#### Supplied data ####
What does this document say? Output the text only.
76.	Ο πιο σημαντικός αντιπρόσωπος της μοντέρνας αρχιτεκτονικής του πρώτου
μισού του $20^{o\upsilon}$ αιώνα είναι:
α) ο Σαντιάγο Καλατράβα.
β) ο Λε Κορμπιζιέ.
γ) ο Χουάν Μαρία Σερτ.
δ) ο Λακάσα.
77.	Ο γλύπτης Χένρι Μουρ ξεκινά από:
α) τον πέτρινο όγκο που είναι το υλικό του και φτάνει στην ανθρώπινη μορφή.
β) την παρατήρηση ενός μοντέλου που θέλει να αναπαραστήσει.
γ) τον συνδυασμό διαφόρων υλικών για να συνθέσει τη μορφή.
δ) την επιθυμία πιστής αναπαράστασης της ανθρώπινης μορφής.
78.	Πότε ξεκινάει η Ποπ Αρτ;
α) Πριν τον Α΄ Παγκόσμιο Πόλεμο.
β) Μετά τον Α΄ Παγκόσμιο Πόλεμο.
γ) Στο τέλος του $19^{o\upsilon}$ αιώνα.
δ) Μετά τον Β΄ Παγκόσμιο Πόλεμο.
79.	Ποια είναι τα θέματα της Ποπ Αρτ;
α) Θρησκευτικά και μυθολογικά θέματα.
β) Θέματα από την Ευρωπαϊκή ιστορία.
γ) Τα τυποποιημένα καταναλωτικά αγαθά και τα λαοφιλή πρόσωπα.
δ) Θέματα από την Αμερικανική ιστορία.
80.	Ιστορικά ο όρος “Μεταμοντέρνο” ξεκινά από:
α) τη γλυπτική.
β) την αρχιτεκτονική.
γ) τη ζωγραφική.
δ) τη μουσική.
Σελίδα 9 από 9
####
Scan the data above and copy every line with "Μετά" in it.

β) Μετά τον Α΄ Παγκόσμιο Πόλεμο.
δ) Μετά τον Β΄ Παγκόσμιο Πόλεμο.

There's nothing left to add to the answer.